[Dataset records]
========
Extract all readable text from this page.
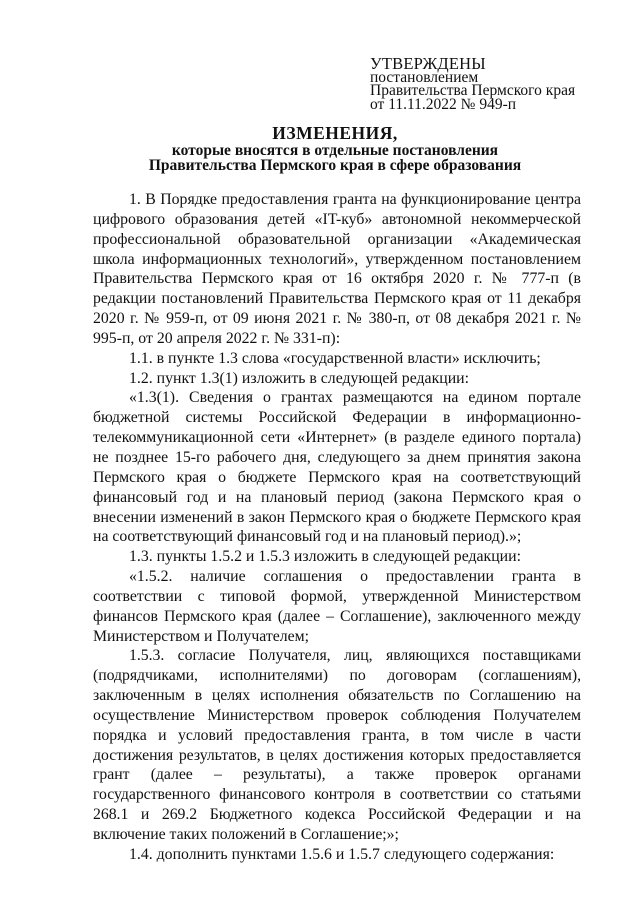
УТВЕРЖДЕНЫ
постановлением
Правительства Пермского края
от 11.11.2022 № 949-п
ИЗМЕНЕНИЯ,
которые вносятся в отдельные постановления
Правительства Пермского края в сфере образования

1. В Порядке предоставления гранта на функционирование центра цифрового образования детей «IT-куб» автономной некоммерческой профессиональной образовательной организации «Академическая школа информационных технологий», утвержденном постановлением Правительства Пермского края от 16 октября 2020 г. № 777-п (в редакции постановлений Правительства Пермского края от 11 декабря 2020 г. № 959-п, от 09 июня 2021 г. № 380-п, от 08 декабря 2021 г. № 995-п, от 20 апреля 2022 г. № 331-п):

1.1. в пункте 1.3 слова «государственной власти» исключить;

1.2. пункт 1.3(1) изложить в следующей редакции:

«1.3(1). Сведения о грантах размещаются на едином портале бюджетной системы Российской Федерации в информационно-телекоммуникационной сети «Интернет» (в разделе единого портала) не позднее 15-го рабочего дня, следующего за днем принятия закона Пермского края о бюджете Пермского края на соответствующий финансовый год и на плановый период (закона Пермского края о внесении изменений в закон Пермского края о бюджете Пермского края на соответствующий финансовый год и на плановый период).»;

1.3. пункты 1.5.2 и 1.5.3 изложить в следующей редакции:

«1.5.2. наличие соглашения о предоставлении гранта в соответствии с типовой формой, утвержденной Министерством финансов Пермского края (далее – Соглашение), заключенного между Министерством и Получателем;

1.5.3. согласие Получателя, лиц, являющихся поставщиками (подрядчиками, исполнителями) по договорам (соглашениям), заключенным в целях исполнения обязательств по Соглашению на осуществление Министерством проверок соблюдения Получателем порядка и условий предоставления гранта, в том числе в части достижения результатов, в целях достижения которых предоставляется грант (далее – результаты), а также проверок органами государственного финансового контроля в соответствии со статьями 268.1 и 269.2 Бюджетного кодекса Российской Федерации и на включение таких положений в Соглашение;»;

1.4. дополнить пунктами 1.5.6 и 1.5.7 следующего содержания:
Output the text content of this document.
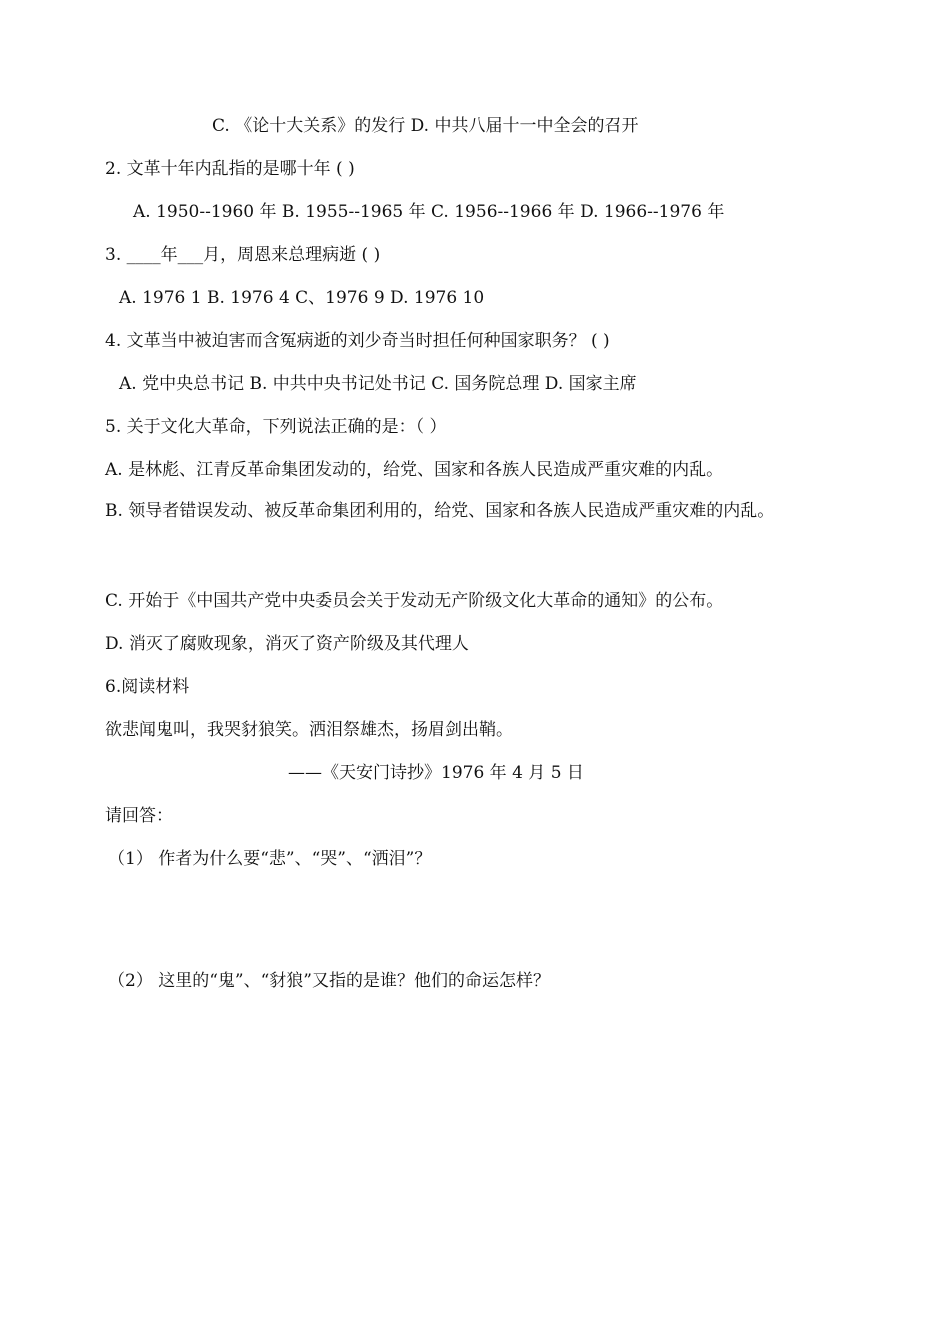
C. 《论十大关系》的发行 D. 中共八届十一中全会的召开
2. 文革十年内乱指的是哪十年 ( )
A. 1950--1960 年 B. 1955--1965 年 C. 1956--1966 年 D. 1966--1976 年
3. ____年___月，周恩来总理病逝 ( )
A. 1976 1 B. 1976 4 C、1976 9 D. 1976 10
4. 文革当中被迫害而含冤病逝的刘少奇当时担任何种国家职务？ ( )
A. 党中央总书记 B. 中共中央书记处书记 C. 国务院总理 D. 国家主席
5. 关于文化大革命，下列说法正确的是：（ ）
A. 是林彪、江青反革命集团发动的，给党、国家和各族人民造成严重灾难的内乱。
B. 领导者错误发动、被反革命集团利用的，给党、国家和各族人民造成严重灾难的内乱。
C. 开始于《中国共产党中央委员会关于发动无产阶级文化大革命的通知》的公布。
D. 消灭了腐败现象，消灭了资产阶级及其代理人
6.阅读材料
欲悲闻鬼叫，我哭豺狼笑。洒泪祭雄杰，扬眉剑出鞘。
——《天安门诗抄》1976 年 4 月 5 日
请回答：
（1） 作者为什么要“悲”、“哭”、“洒泪”？
（2） 这里的“鬼”、“豺狼”又指的是谁？他们的命运怎样？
========
§ Instructions to follow
List each line of the records that holds the string "text".

§ Full output
Extract all readable text from this page.
Output the text content of this document.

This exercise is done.